*Set task:* Track down the lines that contain "with" and copy them.

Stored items
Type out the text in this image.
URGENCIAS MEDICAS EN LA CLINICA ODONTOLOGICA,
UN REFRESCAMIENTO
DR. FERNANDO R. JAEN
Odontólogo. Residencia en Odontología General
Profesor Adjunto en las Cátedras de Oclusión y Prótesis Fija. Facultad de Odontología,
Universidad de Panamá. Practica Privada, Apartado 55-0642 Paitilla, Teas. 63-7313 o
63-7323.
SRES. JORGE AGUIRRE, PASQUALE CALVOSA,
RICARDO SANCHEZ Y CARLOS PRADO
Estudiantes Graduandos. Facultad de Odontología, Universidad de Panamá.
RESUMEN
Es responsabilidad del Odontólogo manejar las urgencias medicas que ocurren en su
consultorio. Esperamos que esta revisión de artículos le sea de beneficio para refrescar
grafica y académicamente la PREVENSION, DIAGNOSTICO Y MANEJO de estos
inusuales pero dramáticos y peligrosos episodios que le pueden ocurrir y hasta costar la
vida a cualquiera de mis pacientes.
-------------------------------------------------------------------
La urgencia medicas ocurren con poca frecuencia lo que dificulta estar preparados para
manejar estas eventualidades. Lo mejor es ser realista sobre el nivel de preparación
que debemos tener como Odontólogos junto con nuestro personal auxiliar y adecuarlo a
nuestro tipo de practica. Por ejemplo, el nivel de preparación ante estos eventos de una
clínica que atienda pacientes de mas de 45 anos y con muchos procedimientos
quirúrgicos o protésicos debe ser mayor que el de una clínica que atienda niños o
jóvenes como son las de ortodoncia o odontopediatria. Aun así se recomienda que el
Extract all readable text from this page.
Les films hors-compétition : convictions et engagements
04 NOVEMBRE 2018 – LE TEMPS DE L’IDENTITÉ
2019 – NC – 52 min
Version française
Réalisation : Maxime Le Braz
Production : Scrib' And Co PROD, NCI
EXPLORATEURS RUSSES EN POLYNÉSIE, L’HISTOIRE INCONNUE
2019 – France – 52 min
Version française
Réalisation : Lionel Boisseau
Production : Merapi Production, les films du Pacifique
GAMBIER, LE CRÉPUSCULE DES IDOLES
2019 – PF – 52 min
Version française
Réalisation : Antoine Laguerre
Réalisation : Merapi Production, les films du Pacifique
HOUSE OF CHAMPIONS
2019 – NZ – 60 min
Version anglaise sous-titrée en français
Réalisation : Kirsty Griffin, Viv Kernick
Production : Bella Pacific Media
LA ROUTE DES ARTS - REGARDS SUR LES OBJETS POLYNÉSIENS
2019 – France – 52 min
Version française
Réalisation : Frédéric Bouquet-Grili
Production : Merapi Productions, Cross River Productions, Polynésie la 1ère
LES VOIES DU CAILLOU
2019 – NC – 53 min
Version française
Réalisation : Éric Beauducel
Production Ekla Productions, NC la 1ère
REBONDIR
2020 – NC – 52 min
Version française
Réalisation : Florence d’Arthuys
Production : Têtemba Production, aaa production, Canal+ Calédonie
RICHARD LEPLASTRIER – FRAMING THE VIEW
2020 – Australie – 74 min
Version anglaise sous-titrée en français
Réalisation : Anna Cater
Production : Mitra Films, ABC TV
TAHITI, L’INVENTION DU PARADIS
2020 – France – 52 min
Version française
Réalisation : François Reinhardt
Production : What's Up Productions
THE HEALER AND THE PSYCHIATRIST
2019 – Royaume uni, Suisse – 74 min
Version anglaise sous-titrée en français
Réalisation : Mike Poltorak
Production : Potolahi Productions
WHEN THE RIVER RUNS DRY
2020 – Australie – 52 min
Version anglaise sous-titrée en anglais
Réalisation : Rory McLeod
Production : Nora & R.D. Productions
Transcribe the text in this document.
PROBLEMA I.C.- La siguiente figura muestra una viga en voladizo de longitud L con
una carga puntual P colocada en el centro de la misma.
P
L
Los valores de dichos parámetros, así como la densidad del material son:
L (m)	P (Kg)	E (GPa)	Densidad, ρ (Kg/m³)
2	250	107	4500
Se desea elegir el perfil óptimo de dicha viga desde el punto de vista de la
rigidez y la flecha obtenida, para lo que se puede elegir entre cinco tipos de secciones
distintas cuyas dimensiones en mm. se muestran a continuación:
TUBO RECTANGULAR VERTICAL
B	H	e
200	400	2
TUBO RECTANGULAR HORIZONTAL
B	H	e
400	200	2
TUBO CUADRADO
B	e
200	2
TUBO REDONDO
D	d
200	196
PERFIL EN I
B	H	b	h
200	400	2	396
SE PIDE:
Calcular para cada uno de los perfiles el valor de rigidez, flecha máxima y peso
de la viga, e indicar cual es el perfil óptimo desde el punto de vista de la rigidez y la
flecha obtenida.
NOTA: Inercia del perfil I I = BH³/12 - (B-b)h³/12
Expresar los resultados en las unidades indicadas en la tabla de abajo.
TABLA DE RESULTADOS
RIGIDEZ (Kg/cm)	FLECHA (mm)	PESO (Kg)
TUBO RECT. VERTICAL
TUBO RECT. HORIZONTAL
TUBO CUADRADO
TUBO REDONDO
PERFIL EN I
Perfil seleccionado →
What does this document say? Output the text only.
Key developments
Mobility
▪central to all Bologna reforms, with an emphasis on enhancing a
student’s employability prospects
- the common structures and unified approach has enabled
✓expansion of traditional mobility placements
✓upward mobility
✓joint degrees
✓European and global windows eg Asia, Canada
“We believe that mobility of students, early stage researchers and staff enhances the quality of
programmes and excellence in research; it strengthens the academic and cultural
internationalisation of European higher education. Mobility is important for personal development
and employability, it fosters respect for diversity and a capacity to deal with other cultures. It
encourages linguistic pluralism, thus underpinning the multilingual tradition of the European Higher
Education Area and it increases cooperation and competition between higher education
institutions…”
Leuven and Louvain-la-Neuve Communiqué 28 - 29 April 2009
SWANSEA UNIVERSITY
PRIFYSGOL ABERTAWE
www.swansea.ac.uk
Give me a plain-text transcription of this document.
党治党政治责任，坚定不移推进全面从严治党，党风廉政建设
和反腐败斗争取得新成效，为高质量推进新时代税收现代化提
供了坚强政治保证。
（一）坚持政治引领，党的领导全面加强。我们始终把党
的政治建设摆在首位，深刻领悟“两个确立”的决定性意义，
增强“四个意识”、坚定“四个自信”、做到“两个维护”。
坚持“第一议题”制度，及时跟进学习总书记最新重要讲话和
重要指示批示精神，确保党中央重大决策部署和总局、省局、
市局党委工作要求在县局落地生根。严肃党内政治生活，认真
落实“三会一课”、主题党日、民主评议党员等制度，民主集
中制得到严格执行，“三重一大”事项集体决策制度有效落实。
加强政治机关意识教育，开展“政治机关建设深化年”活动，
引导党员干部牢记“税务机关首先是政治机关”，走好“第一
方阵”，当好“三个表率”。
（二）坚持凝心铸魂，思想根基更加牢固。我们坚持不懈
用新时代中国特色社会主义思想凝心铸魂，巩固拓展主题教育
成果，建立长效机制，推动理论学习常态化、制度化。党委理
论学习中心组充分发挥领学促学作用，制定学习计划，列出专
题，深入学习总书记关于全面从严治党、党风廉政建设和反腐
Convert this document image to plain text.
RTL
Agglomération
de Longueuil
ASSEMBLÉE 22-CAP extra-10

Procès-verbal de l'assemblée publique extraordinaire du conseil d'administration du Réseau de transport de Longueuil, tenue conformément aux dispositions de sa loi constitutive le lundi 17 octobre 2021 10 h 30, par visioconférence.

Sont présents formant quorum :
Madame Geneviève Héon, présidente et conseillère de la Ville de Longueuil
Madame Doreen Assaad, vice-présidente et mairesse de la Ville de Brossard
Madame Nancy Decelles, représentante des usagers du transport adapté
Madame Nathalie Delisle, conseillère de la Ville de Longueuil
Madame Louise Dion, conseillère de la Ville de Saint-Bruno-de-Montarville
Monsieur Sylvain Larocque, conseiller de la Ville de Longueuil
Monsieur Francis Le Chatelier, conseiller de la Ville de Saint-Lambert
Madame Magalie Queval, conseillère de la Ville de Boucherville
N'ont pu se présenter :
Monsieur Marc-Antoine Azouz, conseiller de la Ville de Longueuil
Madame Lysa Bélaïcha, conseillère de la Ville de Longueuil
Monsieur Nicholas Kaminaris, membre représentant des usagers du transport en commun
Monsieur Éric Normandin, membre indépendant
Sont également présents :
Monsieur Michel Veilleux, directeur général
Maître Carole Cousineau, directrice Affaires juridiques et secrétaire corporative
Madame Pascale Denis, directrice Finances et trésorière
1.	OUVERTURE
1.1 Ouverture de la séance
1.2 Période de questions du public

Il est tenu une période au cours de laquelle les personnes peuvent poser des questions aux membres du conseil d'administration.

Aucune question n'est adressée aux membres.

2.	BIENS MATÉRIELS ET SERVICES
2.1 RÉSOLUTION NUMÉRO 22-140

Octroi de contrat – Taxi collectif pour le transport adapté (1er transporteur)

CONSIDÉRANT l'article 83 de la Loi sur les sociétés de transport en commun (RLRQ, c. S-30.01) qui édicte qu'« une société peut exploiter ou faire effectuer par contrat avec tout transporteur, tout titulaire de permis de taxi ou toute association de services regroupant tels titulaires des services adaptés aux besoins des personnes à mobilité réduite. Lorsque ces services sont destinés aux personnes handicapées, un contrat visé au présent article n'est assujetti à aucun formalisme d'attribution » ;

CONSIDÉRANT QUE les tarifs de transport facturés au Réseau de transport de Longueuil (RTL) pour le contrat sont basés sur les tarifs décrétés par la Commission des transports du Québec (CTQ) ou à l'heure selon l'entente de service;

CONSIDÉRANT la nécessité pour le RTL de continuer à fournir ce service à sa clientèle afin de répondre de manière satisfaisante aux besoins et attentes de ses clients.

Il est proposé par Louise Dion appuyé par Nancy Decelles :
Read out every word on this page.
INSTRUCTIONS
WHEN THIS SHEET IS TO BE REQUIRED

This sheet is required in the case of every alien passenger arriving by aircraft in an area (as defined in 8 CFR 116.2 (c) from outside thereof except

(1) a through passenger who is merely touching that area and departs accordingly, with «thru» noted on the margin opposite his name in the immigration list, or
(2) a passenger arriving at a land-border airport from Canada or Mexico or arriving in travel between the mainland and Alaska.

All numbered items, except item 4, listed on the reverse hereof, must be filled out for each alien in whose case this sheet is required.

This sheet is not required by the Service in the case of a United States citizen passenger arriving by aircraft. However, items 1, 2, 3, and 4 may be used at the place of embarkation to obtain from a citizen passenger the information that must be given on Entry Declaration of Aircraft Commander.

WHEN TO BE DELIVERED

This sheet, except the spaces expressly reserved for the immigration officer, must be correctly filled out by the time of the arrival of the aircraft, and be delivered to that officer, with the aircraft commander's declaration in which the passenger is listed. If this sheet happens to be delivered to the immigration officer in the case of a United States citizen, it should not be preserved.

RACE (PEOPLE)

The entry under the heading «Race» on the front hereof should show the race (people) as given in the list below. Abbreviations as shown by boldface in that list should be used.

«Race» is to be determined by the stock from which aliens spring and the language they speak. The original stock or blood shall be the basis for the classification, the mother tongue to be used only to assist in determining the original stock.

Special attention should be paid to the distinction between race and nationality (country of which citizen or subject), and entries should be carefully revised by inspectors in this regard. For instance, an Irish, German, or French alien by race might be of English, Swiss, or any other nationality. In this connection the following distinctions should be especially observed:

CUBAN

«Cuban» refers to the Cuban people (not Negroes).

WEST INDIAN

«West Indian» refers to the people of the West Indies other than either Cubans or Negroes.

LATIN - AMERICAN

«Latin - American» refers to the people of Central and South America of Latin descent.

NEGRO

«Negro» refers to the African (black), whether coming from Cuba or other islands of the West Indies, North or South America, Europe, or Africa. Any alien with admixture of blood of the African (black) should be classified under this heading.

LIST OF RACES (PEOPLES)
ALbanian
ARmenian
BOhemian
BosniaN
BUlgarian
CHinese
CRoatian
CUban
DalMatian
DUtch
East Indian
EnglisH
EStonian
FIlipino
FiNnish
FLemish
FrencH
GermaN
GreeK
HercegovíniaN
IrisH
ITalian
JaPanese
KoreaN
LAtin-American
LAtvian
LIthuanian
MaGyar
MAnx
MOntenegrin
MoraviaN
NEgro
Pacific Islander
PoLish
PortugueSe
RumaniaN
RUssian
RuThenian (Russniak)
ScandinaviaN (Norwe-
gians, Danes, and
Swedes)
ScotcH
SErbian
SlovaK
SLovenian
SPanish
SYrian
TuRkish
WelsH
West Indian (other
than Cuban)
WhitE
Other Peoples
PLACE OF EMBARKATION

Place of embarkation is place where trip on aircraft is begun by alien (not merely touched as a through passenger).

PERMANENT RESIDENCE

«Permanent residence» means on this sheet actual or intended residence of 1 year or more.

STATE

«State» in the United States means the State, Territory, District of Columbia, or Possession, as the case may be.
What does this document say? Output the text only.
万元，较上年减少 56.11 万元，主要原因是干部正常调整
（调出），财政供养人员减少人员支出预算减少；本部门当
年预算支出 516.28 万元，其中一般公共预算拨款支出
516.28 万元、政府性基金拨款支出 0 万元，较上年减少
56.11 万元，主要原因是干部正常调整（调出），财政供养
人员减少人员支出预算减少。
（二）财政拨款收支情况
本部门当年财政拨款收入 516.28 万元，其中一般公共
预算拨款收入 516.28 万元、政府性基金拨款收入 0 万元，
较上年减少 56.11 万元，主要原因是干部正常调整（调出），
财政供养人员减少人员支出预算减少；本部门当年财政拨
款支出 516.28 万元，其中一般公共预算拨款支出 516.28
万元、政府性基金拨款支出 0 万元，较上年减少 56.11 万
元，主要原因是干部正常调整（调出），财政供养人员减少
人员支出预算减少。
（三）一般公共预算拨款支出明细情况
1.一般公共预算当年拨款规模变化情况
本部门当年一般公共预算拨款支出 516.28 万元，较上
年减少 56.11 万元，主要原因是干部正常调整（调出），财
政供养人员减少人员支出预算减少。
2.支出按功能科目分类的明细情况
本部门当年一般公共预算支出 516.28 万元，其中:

*Exercise solution:*
▪central to all Bologna reforms, with an emphasis on enhancing a
and employability, it fosters respect for diversity and a capacity to deal with other cultures. It
(1) a through passenger who is merely touching that area and departs accordingly, with «thru» noted on the margin opposite his name in the immigration list, or
This sheet, except the spaces expressly reserved for the immigration officer, must be correctly filled out by the time of the arrival of the aircraft, and be delivered to that officer, with the aircraft commander's declaration in which the passenger is listed. If this sheet happens to be delivered to the immigration officer in the case of a United States citizen, it should not be preserved.
«Negro» refers to the African (black), whether coming from Cuba or other islands of the West Indies, North or South America, Europe, or Africa. Any alien with admixture of blood of the African (black) should be classified under this heading.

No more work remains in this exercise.